#### What the task requires
Quote all lines below exactly. Images stay out.

#### Provided information
◆ ◆ ◆ ◆ ◆ ◆ ◆

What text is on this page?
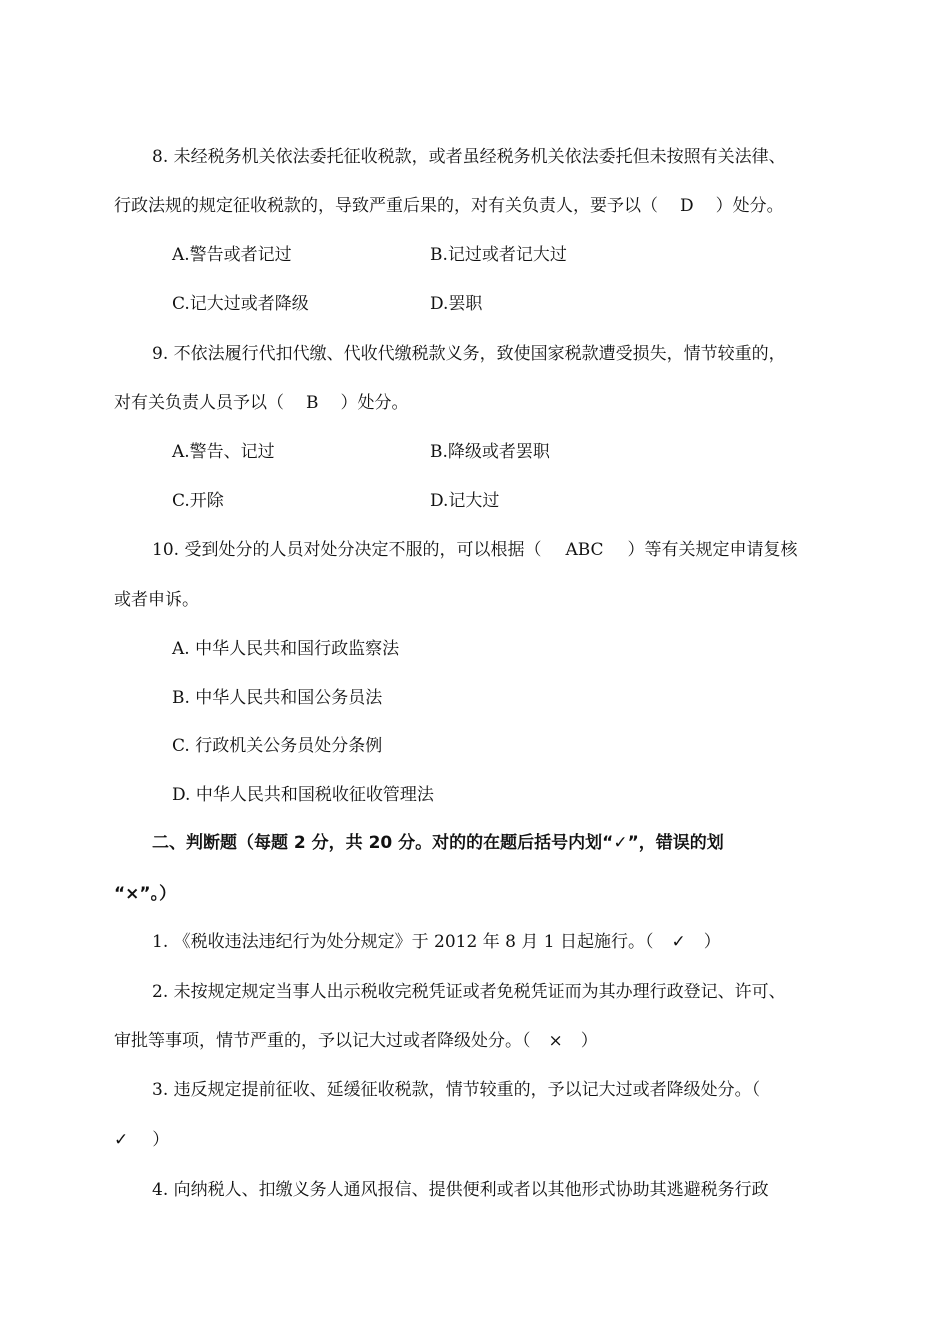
8. 未经税务机关依法委托征收税款，或者虽经税务机关依法委托但未按照有关法律、
行政法规的规定征收税款的，导致严重后果的，对有关负责人，要予以（ D ）处分。
A.警告或者记过	B.记过或者记大过
C.记大过或者降级	D.罢职
9. 不依法履行代扣代缴、代收代缴税款义务，致使国家税款遭受损失，情节较重的，
对有关负责人员予以（ B ）处分。
A.警告、记过	B.降级或者罢职
C.开除	D.记大过
10. 受到处分的人员对处分决定不服的，可以根据（ ABC ）等有关规定申请复核
或者申诉。
A. 中华人民共和国行政监察法
B. 中华人民共和国公务员法
C. 行政机关公务员处分条例
D. 中华人民共和国税收征收管理法
二、判断题（每题 2 分，共 20 分。对的的在题后括号内划“✓”，错误的划
“×”。）
1. 《税收违法违纪行为处分规定》于 2012 年 8 月 1 日起施行。（ ✓ ）
2. 未按规定规定当事人出示税收完税凭证或者免税凭证而为其办理行政登记、许可、
审批等事项，情节严重的，予以记大过或者降级处分。（ × ）
3. 违反规定提前征收、延缓征收税款，情节较重的，予以记大过或者降级处分。（
✓ ）
4. 向纳税人、扣缴义务人通风报信、提供便利或者以其他形式协助其逃避税务行政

◆ ◆ ◆ ◆ ◆ ◆ ◆

#### Answer to this problem
What text is on this page?
8. 未经税务机关依法委托征收税款，或者虽经税务机关依法委托但未按照有关法律、
行政法规的规定征收税款的，导致严重后果的，对有关负责人，要予以（ D ）处分。
A.警告或者记过	B.记过或者记大过
C.记大过或者降级	D.罢职
9. 不依法履行代扣代缴、代收代缴税款义务，致使国家税款遭受损失，情节较重的，
对有关负责人员予以（ B ）处分。
A.警告、记过	B.降级或者罢职
C.开除	D.记大过
10. 受到处分的人员对处分决定不服的，可以根据（ ABC ）等有关规定申请复核
或者申诉。
A. 中华人民共和国行政监察法
B. 中华人民共和国公务员法
C. 行政机关公务员处分条例
D. 中华人民共和国税收征收管理法
二、判断题（每题 2 分，共 20 分。对的的在题后括号内划“✓”，错误的划
“×”。）
1. 《税收违法违纪行为处分规定》于 2012 年 8 月 1 日起施行。（ ✓ ）
2. 未按规定规定当事人出示税收完税凭证或者免税凭证而为其办理行政登记、许可、
审批等事项，情节严重的，予以记大过或者降级处分。（ × ）
3. 违反规定提前征收、延缓征收税款，情节较重的，予以记大过或者降级处分。（
✓ ）
4. 向纳税人、扣缴义务人通风报信、提供便利或者以其他形式协助其逃避税务行政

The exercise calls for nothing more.